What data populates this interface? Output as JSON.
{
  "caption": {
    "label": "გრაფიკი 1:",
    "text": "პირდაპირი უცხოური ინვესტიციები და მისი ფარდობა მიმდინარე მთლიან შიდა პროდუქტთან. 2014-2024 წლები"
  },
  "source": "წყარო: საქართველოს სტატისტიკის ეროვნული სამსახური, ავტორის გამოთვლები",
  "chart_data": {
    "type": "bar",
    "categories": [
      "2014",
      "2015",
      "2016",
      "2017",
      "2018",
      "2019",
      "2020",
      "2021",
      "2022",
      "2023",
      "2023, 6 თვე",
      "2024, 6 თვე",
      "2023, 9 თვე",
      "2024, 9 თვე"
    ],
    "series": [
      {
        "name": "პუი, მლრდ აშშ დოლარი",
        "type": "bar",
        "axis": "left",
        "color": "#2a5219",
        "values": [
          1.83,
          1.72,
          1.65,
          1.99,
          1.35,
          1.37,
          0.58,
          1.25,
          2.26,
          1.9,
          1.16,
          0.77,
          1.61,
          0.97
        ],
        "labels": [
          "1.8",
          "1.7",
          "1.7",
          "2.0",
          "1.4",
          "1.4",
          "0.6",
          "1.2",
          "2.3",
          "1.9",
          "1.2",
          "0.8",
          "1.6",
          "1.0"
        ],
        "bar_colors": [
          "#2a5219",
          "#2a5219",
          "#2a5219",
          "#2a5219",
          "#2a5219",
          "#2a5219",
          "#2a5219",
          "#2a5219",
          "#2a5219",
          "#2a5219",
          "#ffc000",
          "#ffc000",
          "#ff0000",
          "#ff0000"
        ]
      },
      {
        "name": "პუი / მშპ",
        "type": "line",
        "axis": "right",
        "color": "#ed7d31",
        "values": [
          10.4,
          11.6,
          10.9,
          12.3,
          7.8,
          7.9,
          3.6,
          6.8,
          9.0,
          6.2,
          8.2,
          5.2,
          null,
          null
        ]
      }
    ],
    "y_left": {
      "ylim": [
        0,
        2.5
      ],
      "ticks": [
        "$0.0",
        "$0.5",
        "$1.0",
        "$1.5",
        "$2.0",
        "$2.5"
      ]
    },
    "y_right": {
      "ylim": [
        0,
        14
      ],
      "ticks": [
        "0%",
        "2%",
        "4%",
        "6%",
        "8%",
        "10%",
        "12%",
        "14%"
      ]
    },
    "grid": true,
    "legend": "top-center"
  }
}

---

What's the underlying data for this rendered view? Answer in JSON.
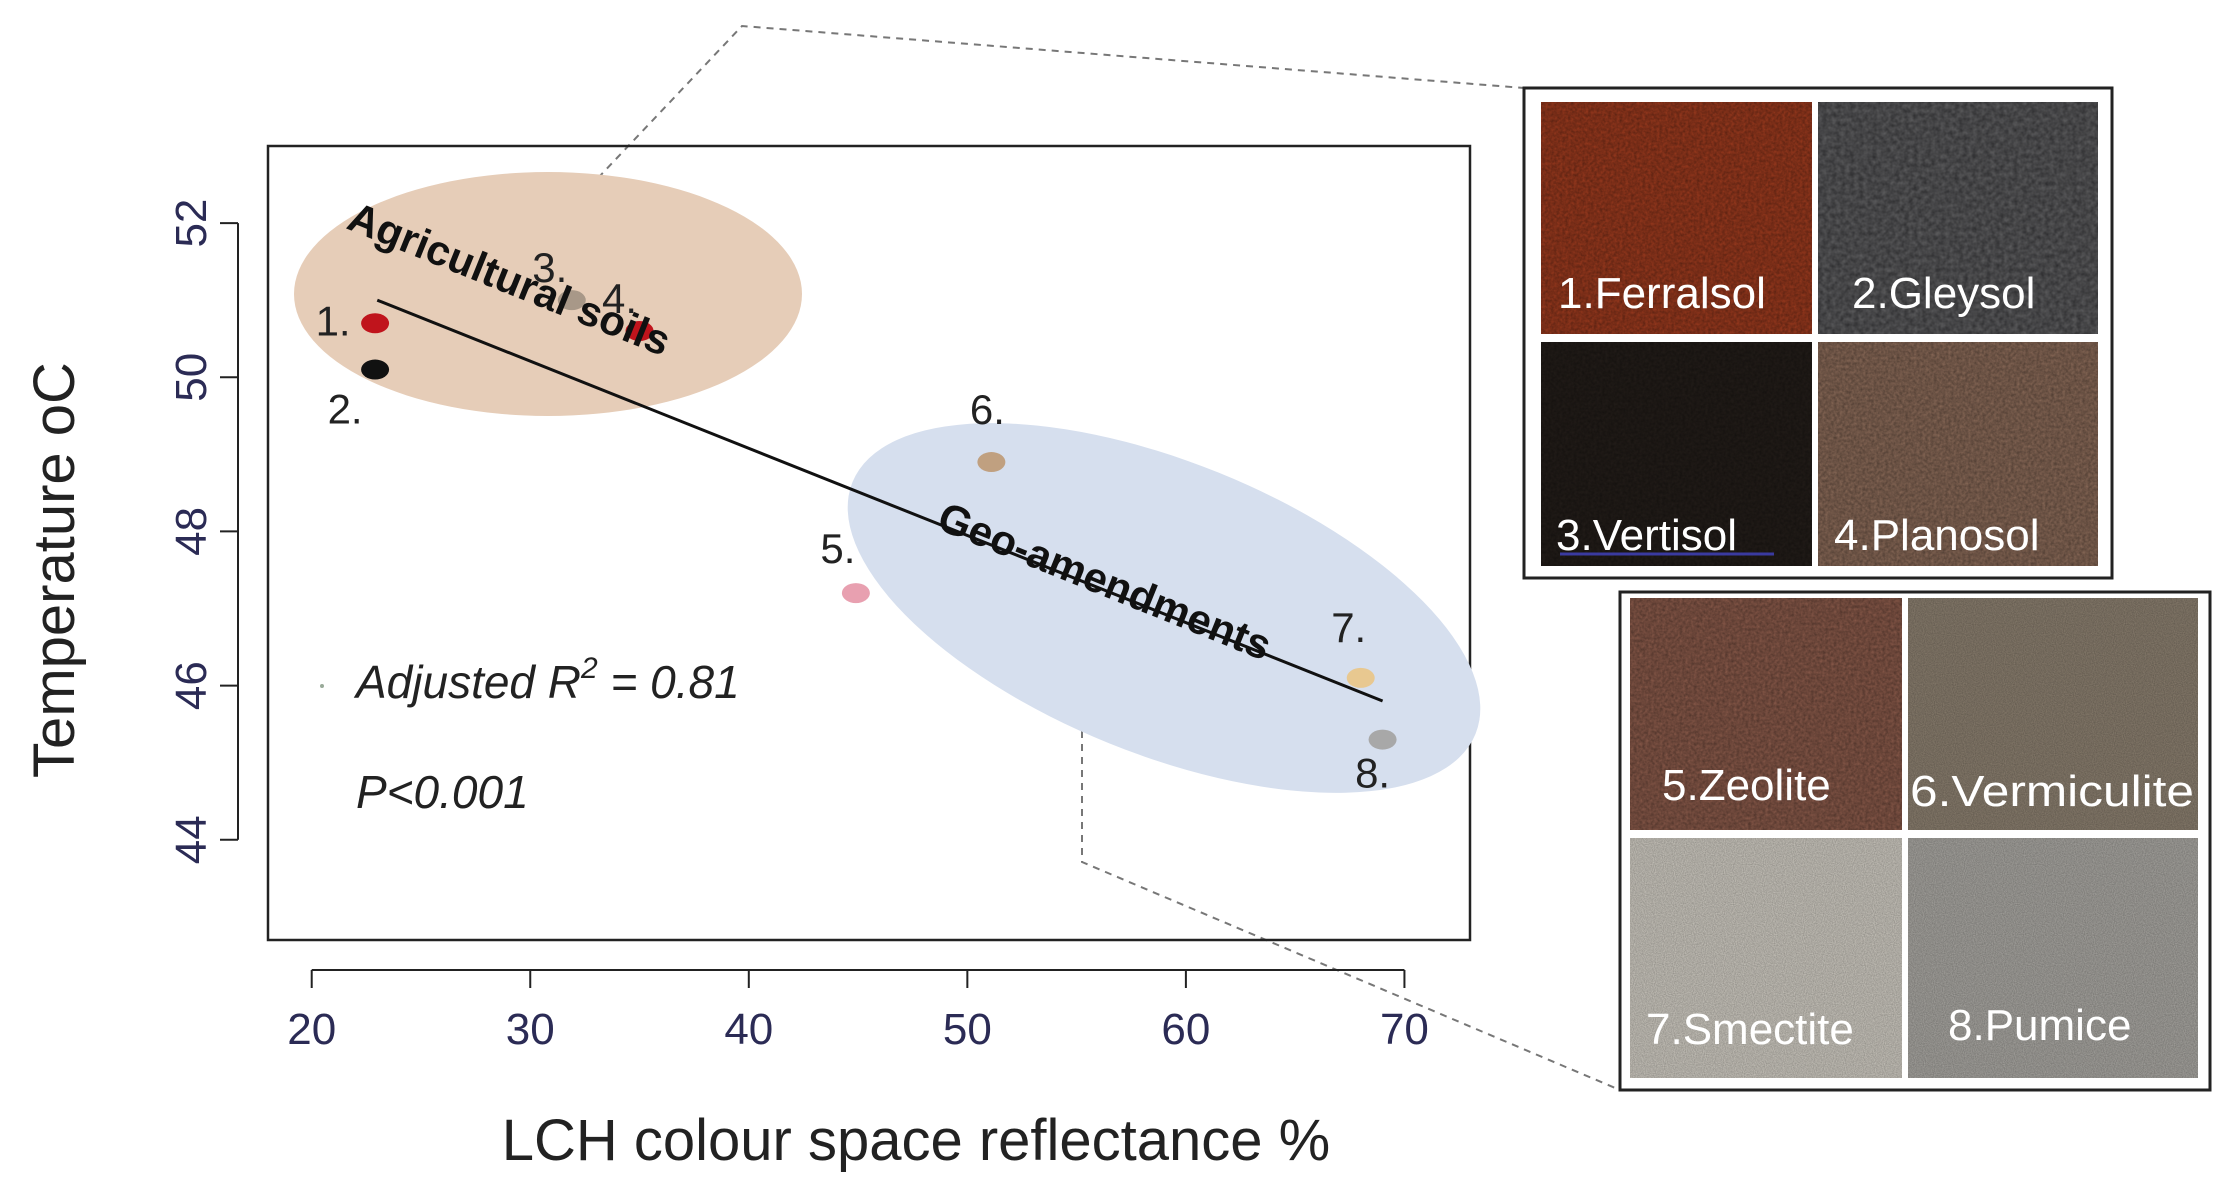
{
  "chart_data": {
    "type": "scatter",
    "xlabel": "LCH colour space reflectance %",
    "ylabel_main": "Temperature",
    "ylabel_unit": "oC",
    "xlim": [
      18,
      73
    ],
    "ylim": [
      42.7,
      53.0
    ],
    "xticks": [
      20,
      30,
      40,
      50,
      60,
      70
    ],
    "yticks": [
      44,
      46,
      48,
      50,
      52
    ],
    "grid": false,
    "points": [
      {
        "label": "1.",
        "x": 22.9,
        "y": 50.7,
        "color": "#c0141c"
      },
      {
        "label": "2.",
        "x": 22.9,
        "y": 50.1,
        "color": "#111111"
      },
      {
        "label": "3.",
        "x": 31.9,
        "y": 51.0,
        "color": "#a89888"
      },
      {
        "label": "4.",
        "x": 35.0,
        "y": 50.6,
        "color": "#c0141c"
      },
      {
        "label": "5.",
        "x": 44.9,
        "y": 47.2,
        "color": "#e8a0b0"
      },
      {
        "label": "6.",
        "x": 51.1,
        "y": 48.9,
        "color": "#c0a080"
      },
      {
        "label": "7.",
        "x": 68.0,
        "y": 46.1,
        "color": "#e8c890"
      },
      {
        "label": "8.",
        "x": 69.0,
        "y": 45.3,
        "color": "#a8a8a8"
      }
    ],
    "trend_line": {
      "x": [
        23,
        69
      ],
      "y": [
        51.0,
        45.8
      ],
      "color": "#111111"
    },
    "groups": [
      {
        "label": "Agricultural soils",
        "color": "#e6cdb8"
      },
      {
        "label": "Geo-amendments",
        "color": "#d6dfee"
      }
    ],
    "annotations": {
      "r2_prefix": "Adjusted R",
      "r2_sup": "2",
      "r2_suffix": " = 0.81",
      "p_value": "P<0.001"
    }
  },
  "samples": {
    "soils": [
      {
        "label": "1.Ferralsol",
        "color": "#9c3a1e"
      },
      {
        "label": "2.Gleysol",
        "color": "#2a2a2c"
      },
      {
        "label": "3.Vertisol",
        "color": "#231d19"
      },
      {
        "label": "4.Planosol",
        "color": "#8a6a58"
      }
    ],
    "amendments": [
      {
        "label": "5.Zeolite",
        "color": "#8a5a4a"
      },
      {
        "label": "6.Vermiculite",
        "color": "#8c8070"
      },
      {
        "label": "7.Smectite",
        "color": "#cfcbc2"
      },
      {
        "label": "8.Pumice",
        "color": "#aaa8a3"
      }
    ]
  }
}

▸ What needs to be done
How many lines of the listing include the string "name"? Answer with the number alone.

▸ Result of this exercise
2